◆ Challenge
From the entries that follow, gather each line holding the word "More".

○ ○ ○

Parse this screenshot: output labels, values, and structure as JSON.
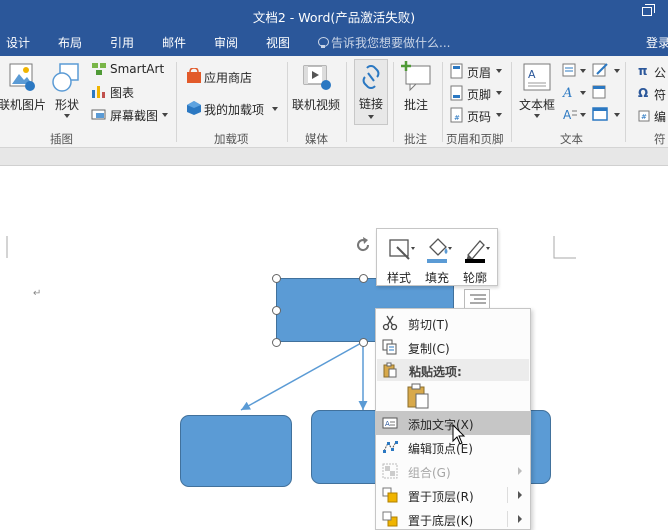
{
  "window": {
    "title": "文档2 - Word(产品激活失败)"
  },
  "tabs": [
    "设计",
    "布局",
    "引用",
    "邮件",
    "审阅",
    "视图"
  ],
  "tell_me": {
    "placeholder": "告诉我您想要做什么..."
  },
  "account": {
    "label": "登录"
  },
  "ribbon": {
    "illustrations": {
      "group_label": "插图",
      "online_pictures": "联机图片",
      "shapes": "形状",
      "smartart": "SmartArt",
      "chart": "图表",
      "screenshot": "屏幕截图"
    },
    "addins": {
      "group_label": "加载项",
      "store": "应用商店",
      "my_addins": "我的加载项"
    },
    "media": {
      "group_label": "媒体",
      "online_video": "联机视频"
    },
    "links": {
      "link": "链接"
    },
    "comments": {
      "group_label": "批注",
      "comment": "批注"
    },
    "header_footer": {
      "group_label": "页眉和页脚",
      "header": "页眉",
      "footer": "页脚",
      "page_number": "页码"
    },
    "text": {
      "group_label": "文本",
      "textbox": "文本框"
    },
    "symbols": {
      "group_label": "符",
      "equation": "公",
      "symbol": "符",
      "number": "编"
    }
  },
  "mini_toolbar": {
    "style": "样式",
    "fill": "填充",
    "outline": "轮廓"
  },
  "context_menu": {
    "cut": "剪切(T)",
    "copy": "复制(C)",
    "paste_options": "粘贴选项:",
    "add_text": "添加文字(X)",
    "edit_points": "编辑顶点(E)",
    "group": "组合(G)",
    "bring_to_front": "置于顶层(R)",
    "send_to_back": "置于底层(K)"
  },
  "colors": {
    "title_bar": "#2b579a",
    "shape_fill": "#5b9bd5",
    "shape_border": "#41719c",
    "menu_highlight": "#c6c6c6"
  }
}
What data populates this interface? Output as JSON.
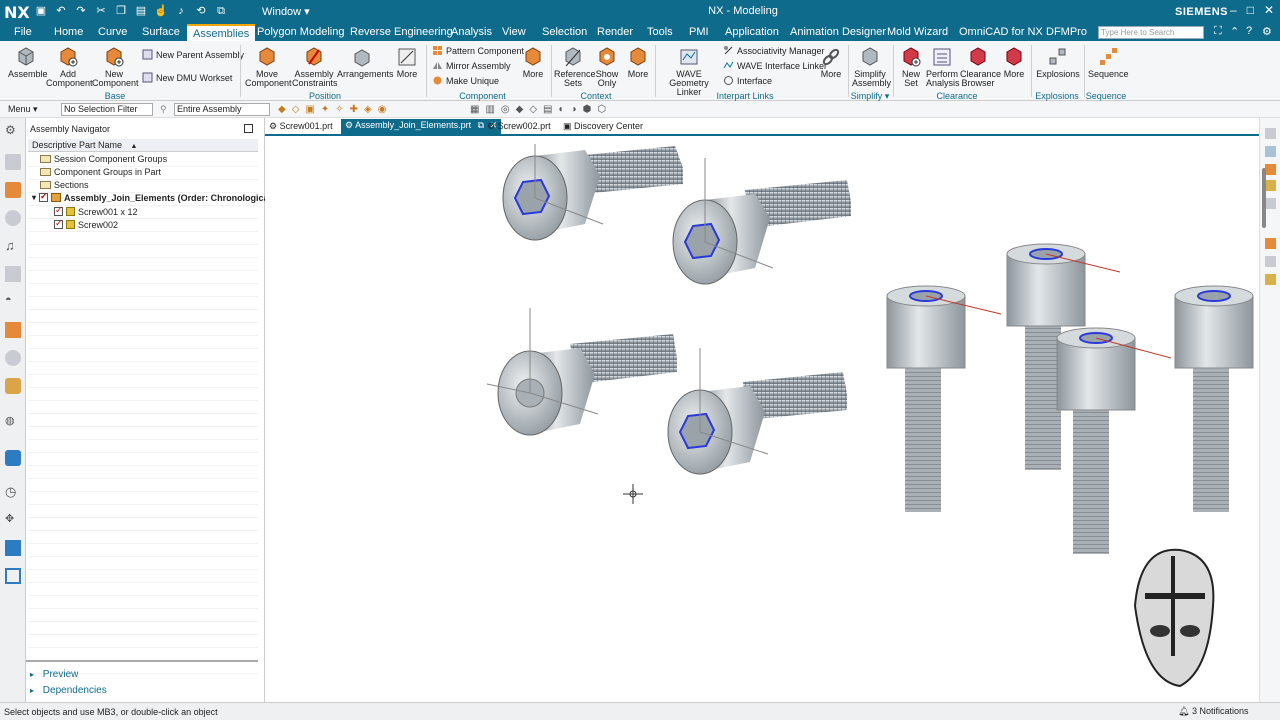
{
  "app": {
    "logo": "NX",
    "window_menu": "Window ▾",
    "title": "NX - Modeling",
    "brand": "SIEMENS"
  },
  "menu": {
    "tabs": [
      "File",
      "Home",
      "Curve",
      "Surface",
      "Assemblies",
      "Polygon Modeling",
      "Reverse Engineering",
      "Analysis",
      "View",
      "Selection",
      "Render",
      "Tools",
      "PMI",
      "Application",
      "Animation Designer",
      "Mold Wizard",
      "OmniCAD for NX",
      "DFMPro"
    ],
    "active": "Assemblies",
    "search_placeholder": "Type Here to Search"
  },
  "ribbon": {
    "buttons": {
      "assemble": "Assemble",
      "add_component": [
        "Add",
        "Component"
      ],
      "new_component": [
        "New",
        "Component"
      ],
      "new_parent_assembly": "New Parent Assembly",
      "new_dmu_workset": "New DMU Workset",
      "move_component": [
        "Move",
        "Component"
      ],
      "assembly_constraints": [
        "Assembly",
        "Constraints"
      ],
      "arrangements": "Arrangements",
      "more1": "More",
      "pattern_component": "Pattern Component",
      "mirror_assembly": "Mirror Assembly",
      "make_unique": "Make Unique",
      "more2": "More",
      "reference_sets": [
        "Reference",
        "Sets"
      ],
      "show_only": [
        "Show",
        "Only"
      ],
      "more3": "More",
      "wave_geometry_linker": [
        "WAVE Geometry",
        "Linker"
      ],
      "associativity_manager": "Associativity Manager",
      "wave_interface_linker": "WAVE Interface Linker",
      "interface": "Interface",
      "more4": "More",
      "simplify_assembly": [
        "Simplify",
        "Assembly"
      ],
      "new_set": [
        "New",
        "Set"
      ],
      "perform_analysis": [
        "Perform",
        "Analysis"
      ],
      "clearance_browser": [
        "Clearance",
        "Browser"
      ],
      "more5": "More",
      "explosions": "Explosions",
      "sequence": "Sequence"
    },
    "groups": {
      "base": "Base",
      "position": "Position",
      "component": "Component",
      "context": "Context",
      "interpart_links": "Interpart Links",
      "simplify": "Simplify ▾",
      "clearance": "Clearance",
      "explosions": "Explosions ▾",
      "sequence": "Sequence ▾"
    }
  },
  "toolbar": {
    "menu": "Menu ▾",
    "selection_filter": "No Selection Filter",
    "scope": "Entire Assembly"
  },
  "navigator": {
    "title": "Assembly Navigator",
    "column": "Descriptive Part Name",
    "rows": [
      "Session Component Groups",
      "Component Groups in Part",
      "Sections",
      "Assembly_Join_Elements (Order: Chronological)",
      "Screw001 x 12",
      "Screw002"
    ],
    "preview": "Preview",
    "dependencies": "Dependencies"
  },
  "doc_tabs": [
    "Screw001.prt",
    "Assembly_Join_Elements.prt",
    "Screw002.prt",
    "Discovery Center"
  ],
  "status": {
    "message": "Select objects and use MB3, or double-click an object",
    "notifications": "3 Notifications"
  },
  "colors": {
    "brand": "#0f6b8c",
    "accent": "#f0a800",
    "screw": "#b8bfc4"
  }
}
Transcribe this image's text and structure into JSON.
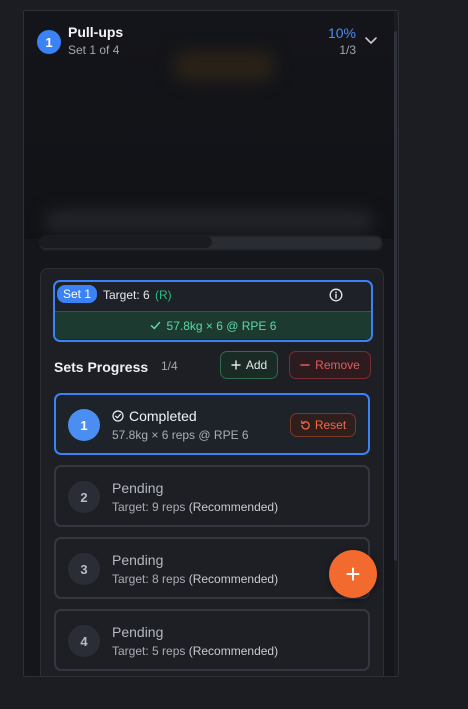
{
  "exercise": {
    "index": "1",
    "title": "Pull-ups",
    "subtitle": "Set 1 of 4",
    "percent": "10%",
    "count": "1/3"
  },
  "current_set": {
    "chip": "Set 1",
    "target_label": "Target: 6",
    "target_flag": "(R)",
    "result": "57.8kg × 6 @ RPE 6"
  },
  "sets_progress": {
    "title": "Sets Progress",
    "count": "1/4",
    "add_label": "Add",
    "remove_label": "Remove"
  },
  "sets": [
    {
      "number": "1",
      "status": "Completed",
      "detail": "57.8kg × 6 reps @ RPE 6",
      "recommended": "",
      "reset_label": "Reset"
    },
    {
      "number": "2",
      "status": "Pending",
      "detail": "Target: 9 reps",
      "recommended": "(Recommended)"
    },
    {
      "number": "3",
      "status": "Pending",
      "detail": "Target: 8 reps",
      "recommended": "(Recommended)"
    },
    {
      "number": "4",
      "status": "Pending",
      "detail": "Target: 5 reps",
      "recommended": "(Recommended)"
    }
  ],
  "fab_icon": "plus-icon",
  "colors": {
    "accent": "#3b82f6",
    "success": "#5fd8a4",
    "danger": "#e25a5a",
    "fab": "#f26a2e"
  }
}
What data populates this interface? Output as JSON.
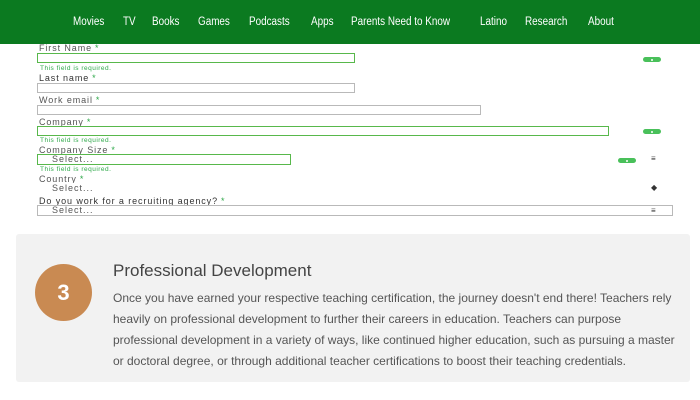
{
  "nav": {
    "items": [
      "Movies",
      "TV",
      "Books",
      "Games",
      "Podcasts",
      "Apps",
      "Parents Need to Know",
      "Latino",
      "Research",
      "About"
    ]
  },
  "form": {
    "first_name_label": "First Name",
    "last_name_label": "Last name",
    "work_email_label": "Work email",
    "company_label": "Company",
    "company_size_label": "Company Size",
    "country_label": "Country",
    "agency_label": "Do you work for a recruiting agency?",
    "required_marker": "*",
    "error_text": "This field is required.",
    "select_placeholder": "Select..."
  },
  "step": {
    "number": "3",
    "title": "Professional Development",
    "body": "Once you have earned your respective teaching certification, the journey doesn't end there! Teachers rely heavily on professional development to further their careers in education. Teachers can purpose professional development in a variety of ways, like continued higher education, such as pursuing a master or doctoral degree, or through additional teacher certifications to boost their teaching credentials."
  },
  "colors": {
    "nav_bg": "#0b7a20",
    "accent_green": "#2fa84a",
    "step_circle": "#c98a52",
    "card_bg": "#f2f2f2"
  }
}
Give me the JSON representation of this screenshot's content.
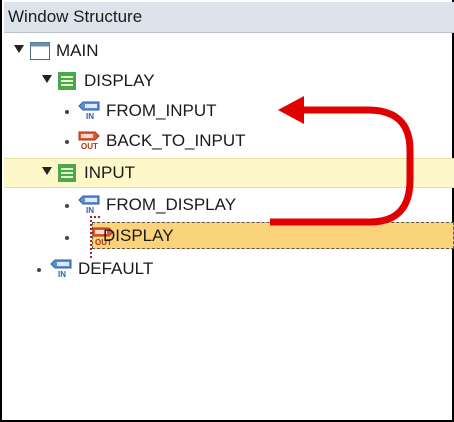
{
  "header": {
    "title": "Window Structure"
  },
  "tree": {
    "main": {
      "label": "MAIN"
    },
    "display": {
      "label": "DISPLAY"
    },
    "display_from_input": {
      "label": "FROM_INPUT"
    },
    "display_back_to_input": {
      "label": "BACK_TO_INPUT"
    },
    "input": {
      "label": "INPUT"
    },
    "input_from_display": {
      "label": "FROM_DISPLAY"
    },
    "input_display": {
      "label": "DISPLAY"
    },
    "default": {
      "label": "DEFAULT"
    }
  },
  "icons": {
    "window": "window-icon",
    "view": "view-icon",
    "inbound_plug": "inbound-plug-icon",
    "outbound_plug": "outbound-plug-icon",
    "plug_in_text": "IN",
    "plug_out_text": "OUT"
  },
  "colors": {
    "header_bg": "#dde3ea",
    "input_row_bg": "#fdf7c9",
    "selected_row_bg": "#fbd37a",
    "arrow": "#e00000"
  }
}
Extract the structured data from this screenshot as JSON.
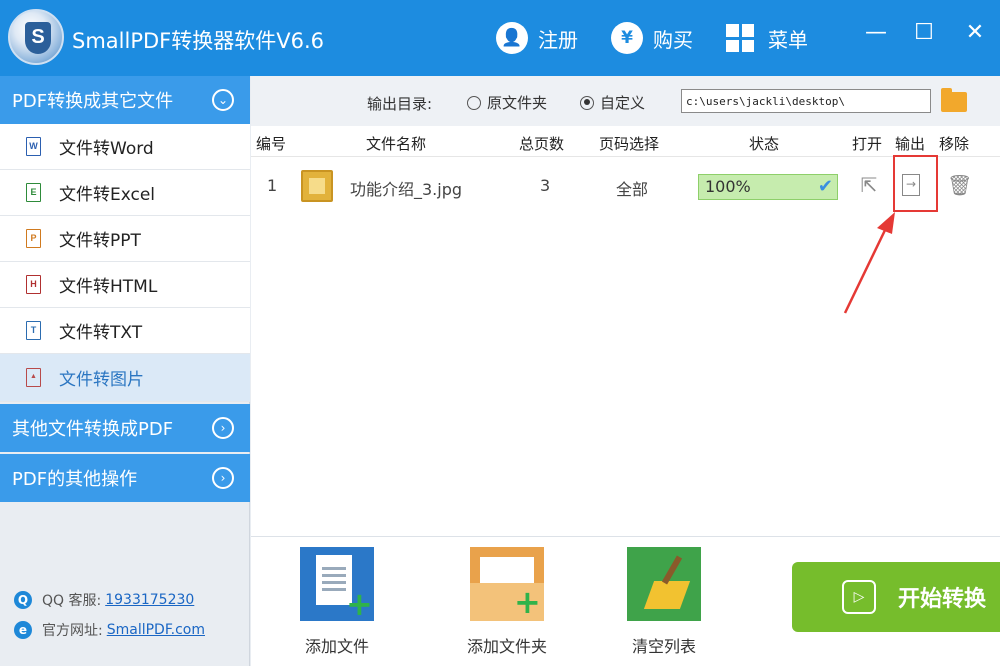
{
  "app": {
    "title": "SmallPDF转换器软件V6.6",
    "logo_letter": "S"
  },
  "titlebar": {
    "register_label": "注册",
    "buy_label": "购买",
    "menu_label": "菜单",
    "register_icon": "user-plus-icon",
    "buy_icon": "yen-icon",
    "menu_icon": "grid-icon",
    "minimize": "—",
    "maximize": "☐",
    "close": "✕",
    "accent_color": "#1d8ce0"
  },
  "sidebar": {
    "section1": "PDF转换成其它文件",
    "items": [
      {
        "label": "文件转Word",
        "icon_letter": "W",
        "color": "#2b5fb0"
      },
      {
        "label": "文件转Excel",
        "icon_letter": "E",
        "color": "#2e8b3a"
      },
      {
        "label": "文件转PPT",
        "icon_letter": "P",
        "color": "#d07a1f"
      },
      {
        "label": "文件转HTML",
        "icon_letter": "H",
        "color": "#b03030"
      },
      {
        "label": "文件转TXT",
        "icon_letter": "T",
        "color": "#2b6cb0"
      },
      {
        "label": "文件转图片",
        "icon_letter": "▲",
        "color": "#b84a4a"
      }
    ],
    "section2": "其他文件转换成PDF",
    "section3": "PDF的其他操作",
    "qq_label": "QQ 客服:",
    "qq_number": "1933175230",
    "site_label": "官方网址:",
    "site_url": "SmallPDF.com"
  },
  "output": {
    "label": "输出目录:",
    "option_original": "原文件夹",
    "option_custom": "自定义",
    "selected": "自定义",
    "path": "c:\\users\\jackli\\desktop\\"
  },
  "table": {
    "headers": [
      "编号",
      "文件名称",
      "总页数",
      "页码选择",
      "状态",
      "打开",
      "输出",
      "移除"
    ],
    "rows": [
      {
        "index": "1",
        "filename": "功能介绍_3.jpg",
        "pages": "3",
        "page_select": "全部",
        "status": "100%",
        "progress": 1.0
      }
    ]
  },
  "toolbar": {
    "add_file": "添加文件",
    "add_folder": "添加文件夹",
    "clear_list": "清空列表",
    "start": "开始转换"
  }
}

○ ○ ○

◆ Final result
      "more1": "More",
      "more2": "More",
      "more3": "More",
      "more4": "More",
      "more5": "More",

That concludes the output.